(Source records)
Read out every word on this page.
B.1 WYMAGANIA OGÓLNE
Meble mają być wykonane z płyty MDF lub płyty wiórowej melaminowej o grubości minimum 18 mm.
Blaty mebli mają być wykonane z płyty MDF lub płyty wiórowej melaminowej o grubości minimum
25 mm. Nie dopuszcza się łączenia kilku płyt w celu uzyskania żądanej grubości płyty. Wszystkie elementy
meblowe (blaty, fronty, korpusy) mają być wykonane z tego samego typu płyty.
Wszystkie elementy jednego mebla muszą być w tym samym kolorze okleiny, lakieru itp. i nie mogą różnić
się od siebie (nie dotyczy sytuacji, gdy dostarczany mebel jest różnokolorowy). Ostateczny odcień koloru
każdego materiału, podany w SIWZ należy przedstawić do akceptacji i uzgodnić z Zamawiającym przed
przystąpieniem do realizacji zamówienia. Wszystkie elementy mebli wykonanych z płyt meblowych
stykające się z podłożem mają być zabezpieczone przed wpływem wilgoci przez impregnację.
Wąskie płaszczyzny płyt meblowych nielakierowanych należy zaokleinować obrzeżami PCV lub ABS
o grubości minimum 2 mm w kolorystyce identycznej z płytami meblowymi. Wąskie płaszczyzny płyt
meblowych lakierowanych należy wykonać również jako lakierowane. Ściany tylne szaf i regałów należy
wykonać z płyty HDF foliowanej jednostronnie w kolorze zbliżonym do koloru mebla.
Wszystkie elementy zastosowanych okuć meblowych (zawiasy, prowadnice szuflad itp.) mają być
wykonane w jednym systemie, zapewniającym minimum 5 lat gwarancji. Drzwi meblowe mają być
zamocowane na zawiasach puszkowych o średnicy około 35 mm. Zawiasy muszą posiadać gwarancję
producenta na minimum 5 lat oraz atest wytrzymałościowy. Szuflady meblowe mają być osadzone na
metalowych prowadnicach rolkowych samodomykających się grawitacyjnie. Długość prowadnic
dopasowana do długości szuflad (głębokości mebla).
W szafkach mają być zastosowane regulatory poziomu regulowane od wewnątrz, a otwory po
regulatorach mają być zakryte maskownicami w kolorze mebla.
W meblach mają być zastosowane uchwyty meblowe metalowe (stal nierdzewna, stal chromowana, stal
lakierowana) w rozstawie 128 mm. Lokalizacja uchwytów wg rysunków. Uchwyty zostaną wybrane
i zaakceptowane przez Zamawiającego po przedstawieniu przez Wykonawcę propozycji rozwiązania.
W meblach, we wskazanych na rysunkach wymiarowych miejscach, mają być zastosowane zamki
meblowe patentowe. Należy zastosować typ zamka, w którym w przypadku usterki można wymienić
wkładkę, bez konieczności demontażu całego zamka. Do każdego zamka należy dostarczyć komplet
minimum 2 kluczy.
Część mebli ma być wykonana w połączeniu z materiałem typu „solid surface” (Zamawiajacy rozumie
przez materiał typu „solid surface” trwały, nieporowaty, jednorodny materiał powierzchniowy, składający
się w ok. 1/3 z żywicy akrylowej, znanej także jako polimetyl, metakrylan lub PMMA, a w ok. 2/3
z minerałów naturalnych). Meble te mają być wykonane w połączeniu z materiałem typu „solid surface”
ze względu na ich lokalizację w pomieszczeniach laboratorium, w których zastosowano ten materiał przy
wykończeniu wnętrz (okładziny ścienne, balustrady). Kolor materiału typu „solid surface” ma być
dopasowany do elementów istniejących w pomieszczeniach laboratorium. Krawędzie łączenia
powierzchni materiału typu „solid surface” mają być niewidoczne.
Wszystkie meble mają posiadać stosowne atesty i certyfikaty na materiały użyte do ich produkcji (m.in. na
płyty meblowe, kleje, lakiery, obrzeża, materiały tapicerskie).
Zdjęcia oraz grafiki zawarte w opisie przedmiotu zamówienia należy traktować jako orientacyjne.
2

● Challenge:
Find every line that has "minimum" in it, then return those lines.

● Solution below:
Meble mają być wykonane z płyty MDF lub płyty wiórowej melaminowej o grubości minimum 18 mm.
Blaty mebli mają być wykonane z płyty MDF lub płyty wiórowej melaminowej o grubości minimum
o grubości minimum 2 mm w kolorystyce identycznej z płytami meblowymi. Wąskie płaszczyzny płyt
wykonane w jednym systemie, zapewniającym minimum 5 lat gwarancji. Drzwi meblowe mają być
producenta na minimum 5 lat oraz atest wytrzymałościowy. Szuflady meblowe mają być osadzone na
minimum 2 kluczy.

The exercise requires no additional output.